Dataset records
——————————

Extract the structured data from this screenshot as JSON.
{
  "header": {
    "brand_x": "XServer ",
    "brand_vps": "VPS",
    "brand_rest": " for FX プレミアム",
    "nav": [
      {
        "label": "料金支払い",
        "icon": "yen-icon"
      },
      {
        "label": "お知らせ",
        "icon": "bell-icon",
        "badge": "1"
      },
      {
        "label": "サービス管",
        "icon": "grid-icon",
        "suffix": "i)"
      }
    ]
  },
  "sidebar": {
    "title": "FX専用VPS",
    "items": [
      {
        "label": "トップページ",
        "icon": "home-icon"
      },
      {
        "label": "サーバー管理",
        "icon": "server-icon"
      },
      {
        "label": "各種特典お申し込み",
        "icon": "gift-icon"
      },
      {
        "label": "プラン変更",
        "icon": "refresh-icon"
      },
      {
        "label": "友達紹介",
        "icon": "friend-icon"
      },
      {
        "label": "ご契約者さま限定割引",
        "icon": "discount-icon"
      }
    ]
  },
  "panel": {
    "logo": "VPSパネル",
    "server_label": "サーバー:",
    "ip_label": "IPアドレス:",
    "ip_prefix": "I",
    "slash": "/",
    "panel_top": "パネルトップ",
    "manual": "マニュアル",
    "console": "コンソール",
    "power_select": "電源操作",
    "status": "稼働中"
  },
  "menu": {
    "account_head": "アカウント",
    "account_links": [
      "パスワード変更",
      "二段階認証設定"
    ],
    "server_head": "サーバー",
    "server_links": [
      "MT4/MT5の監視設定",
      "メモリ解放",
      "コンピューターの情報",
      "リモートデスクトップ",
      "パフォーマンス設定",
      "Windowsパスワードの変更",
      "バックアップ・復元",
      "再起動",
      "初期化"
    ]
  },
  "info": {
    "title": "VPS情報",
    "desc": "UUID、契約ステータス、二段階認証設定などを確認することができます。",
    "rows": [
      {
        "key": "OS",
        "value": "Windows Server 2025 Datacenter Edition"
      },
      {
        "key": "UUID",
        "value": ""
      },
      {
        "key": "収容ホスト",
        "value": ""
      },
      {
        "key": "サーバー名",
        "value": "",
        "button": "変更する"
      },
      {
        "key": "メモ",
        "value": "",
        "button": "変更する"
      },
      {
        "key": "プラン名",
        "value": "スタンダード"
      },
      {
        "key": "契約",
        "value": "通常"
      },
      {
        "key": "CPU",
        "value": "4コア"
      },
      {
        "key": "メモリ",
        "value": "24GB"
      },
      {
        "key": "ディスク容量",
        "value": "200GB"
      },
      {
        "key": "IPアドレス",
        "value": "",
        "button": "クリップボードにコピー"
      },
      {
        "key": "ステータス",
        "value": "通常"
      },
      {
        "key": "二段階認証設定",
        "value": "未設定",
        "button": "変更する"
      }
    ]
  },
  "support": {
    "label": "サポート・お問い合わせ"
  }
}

——————————

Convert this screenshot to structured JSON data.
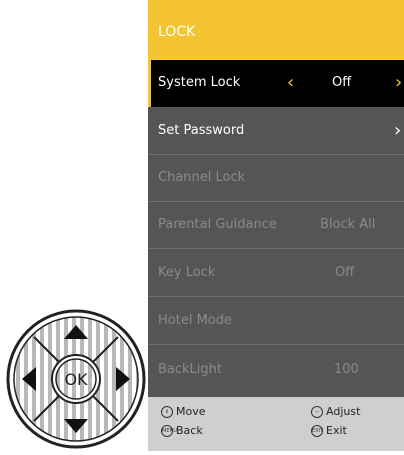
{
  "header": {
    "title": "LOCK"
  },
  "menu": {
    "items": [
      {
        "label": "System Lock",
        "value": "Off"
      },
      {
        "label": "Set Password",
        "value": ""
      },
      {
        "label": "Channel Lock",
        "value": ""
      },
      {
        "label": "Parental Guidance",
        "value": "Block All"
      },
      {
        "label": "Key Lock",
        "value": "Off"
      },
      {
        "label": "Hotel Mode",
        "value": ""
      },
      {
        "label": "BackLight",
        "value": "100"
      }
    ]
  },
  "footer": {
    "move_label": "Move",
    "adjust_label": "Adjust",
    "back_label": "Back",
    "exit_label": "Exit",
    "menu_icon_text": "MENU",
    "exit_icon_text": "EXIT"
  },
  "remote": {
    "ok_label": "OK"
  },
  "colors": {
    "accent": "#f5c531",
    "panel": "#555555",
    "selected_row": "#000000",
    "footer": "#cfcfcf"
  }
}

——————————

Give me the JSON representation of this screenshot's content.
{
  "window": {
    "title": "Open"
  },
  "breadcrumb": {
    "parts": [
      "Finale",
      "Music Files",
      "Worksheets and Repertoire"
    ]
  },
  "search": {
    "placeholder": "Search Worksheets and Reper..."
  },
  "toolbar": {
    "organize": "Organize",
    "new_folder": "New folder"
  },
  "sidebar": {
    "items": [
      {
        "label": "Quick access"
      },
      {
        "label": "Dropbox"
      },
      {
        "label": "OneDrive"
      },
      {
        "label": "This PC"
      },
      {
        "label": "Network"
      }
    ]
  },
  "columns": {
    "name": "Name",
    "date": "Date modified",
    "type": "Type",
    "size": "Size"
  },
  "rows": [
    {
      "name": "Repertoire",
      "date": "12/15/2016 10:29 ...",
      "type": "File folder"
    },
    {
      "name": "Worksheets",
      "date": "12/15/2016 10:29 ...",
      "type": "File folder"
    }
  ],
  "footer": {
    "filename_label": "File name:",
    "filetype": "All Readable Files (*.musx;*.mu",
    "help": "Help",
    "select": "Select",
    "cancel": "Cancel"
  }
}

——————————

#### [TASK TO CARRY OUT]
The lines above form a set of records; determine how many of them contain the string "UUID" and give that number alone.

#### [SOLUTION]
2